(Recorded data)

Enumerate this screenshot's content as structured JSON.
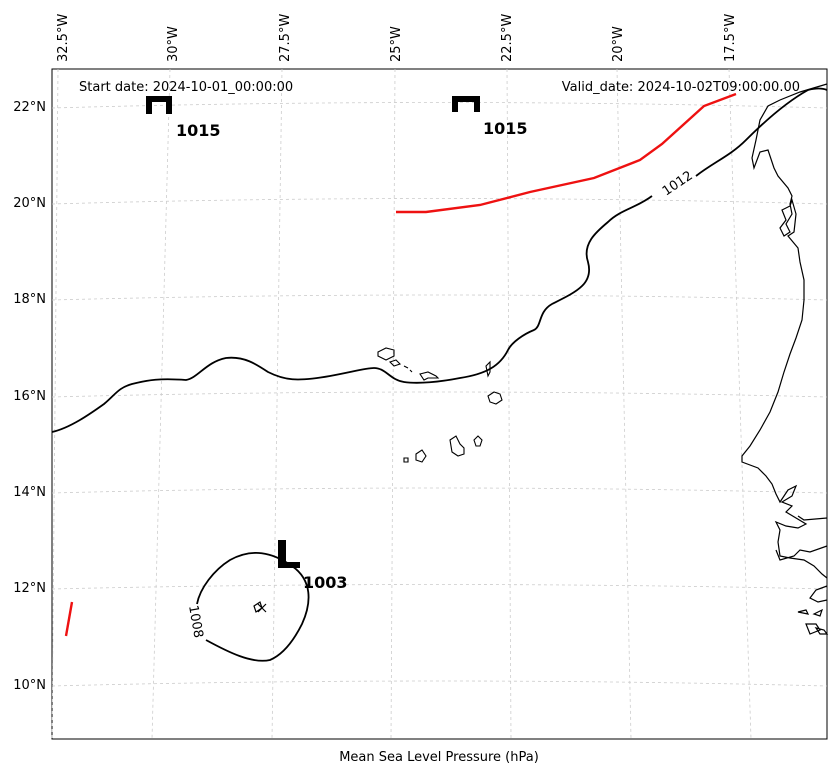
{
  "map": {
    "start_date": "Start date: 2024-10-01_00:00:00",
    "valid_date": "Valid_date: 2024-10-02T09:00:00.00",
    "xlabel": "Mean Sea Level Pressure (hPa)",
    "lon_labels": [
      "32.5°W",
      "30°W",
      "27.5°W",
      "25°W",
      "22.5°W",
      "20°W",
      "17.5°W"
    ],
    "lat_labels": [
      "22°N",
      "20°N",
      "18°N",
      "16°N",
      "14°N",
      "12°N",
      "10°N"
    ],
    "pressure_centers": [
      {
        "type": "H",
        "value": "1015"
      },
      {
        "type": "H",
        "value": "1015"
      },
      {
        "type": "L",
        "value": "1003"
      }
    ],
    "isobars": [
      {
        "value": "1012",
        "color": "#000000"
      },
      {
        "value": "1008",
        "color": "#000000"
      }
    ],
    "front_color": "#ee1111",
    "coastline_color": "#000000",
    "grid": true
  }
}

• What you have to do: Identify every line where the string "value" appears.

• Exercise output:
        "value": "1015"
        "value": "1015"
        "value": "1003"
        "value": "1012",
        "value": "1008",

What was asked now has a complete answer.